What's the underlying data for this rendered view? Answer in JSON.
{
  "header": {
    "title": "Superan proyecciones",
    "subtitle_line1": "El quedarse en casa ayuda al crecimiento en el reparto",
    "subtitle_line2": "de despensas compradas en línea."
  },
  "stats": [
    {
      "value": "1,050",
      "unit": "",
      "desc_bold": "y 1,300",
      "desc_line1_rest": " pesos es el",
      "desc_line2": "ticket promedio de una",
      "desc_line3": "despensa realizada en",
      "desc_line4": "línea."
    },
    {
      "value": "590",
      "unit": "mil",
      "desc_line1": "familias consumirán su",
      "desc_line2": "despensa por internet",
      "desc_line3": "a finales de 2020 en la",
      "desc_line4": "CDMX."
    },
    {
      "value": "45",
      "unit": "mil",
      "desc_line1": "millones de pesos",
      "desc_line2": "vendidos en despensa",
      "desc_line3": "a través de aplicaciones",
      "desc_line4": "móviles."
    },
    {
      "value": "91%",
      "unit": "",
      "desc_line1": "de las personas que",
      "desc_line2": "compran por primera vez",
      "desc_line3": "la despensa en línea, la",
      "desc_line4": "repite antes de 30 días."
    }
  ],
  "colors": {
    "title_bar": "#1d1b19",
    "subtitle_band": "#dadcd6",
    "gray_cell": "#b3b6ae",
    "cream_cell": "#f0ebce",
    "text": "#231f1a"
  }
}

# [Required task]
Repeat the lines above exactly.

# [Output for this exercise]
What's the underlying data for this rendered view? Answer in JSON.
{
  "header": {
    "title": "Superan proyecciones",
    "subtitle_line1": "El quedarse en casa ayuda al crecimiento en el reparto",
    "subtitle_line2": "de despensas compradas en línea."
  },
  "stats": [
    {
      "value": "1,050",
      "unit": "",
      "desc_bold": "y 1,300",
      "desc_line1_rest": " pesos es el",
      "desc_line2": "ticket promedio de una",
      "desc_line3": "despensa realizada en",
      "desc_line4": "línea."
    },
    {
      "value": "590",
      "unit": "mil",
      "desc_line1": "familias consumirán su",
      "desc_line2": "despensa por internet",
      "desc_line3": "a finales de 2020 en la",
      "desc_line4": "CDMX."
    },
    {
      "value": "45",
      "unit": "mil",
      "desc_line1": "millones de pesos",
      "desc_line2": "vendidos en despensa",
      "desc_line3": "a través de aplicaciones",
      "desc_line4": "móviles."
    },
    {
      "value": "91%",
      "unit": "",
      "desc_line1": "de las personas que",
      "desc_line2": "compran por primera vez",
      "desc_line3": "la despensa en línea, la",
      "desc_line4": "repite antes de 30 días."
    }
  ],
  "colors": {
    "title_bar": "#1d1b19",
    "subtitle_band": "#dadcd6",
    "gray_cell": "#b3b6ae",
    "cream_cell": "#f0ebce",
    "text": "#231f1a"
  }
}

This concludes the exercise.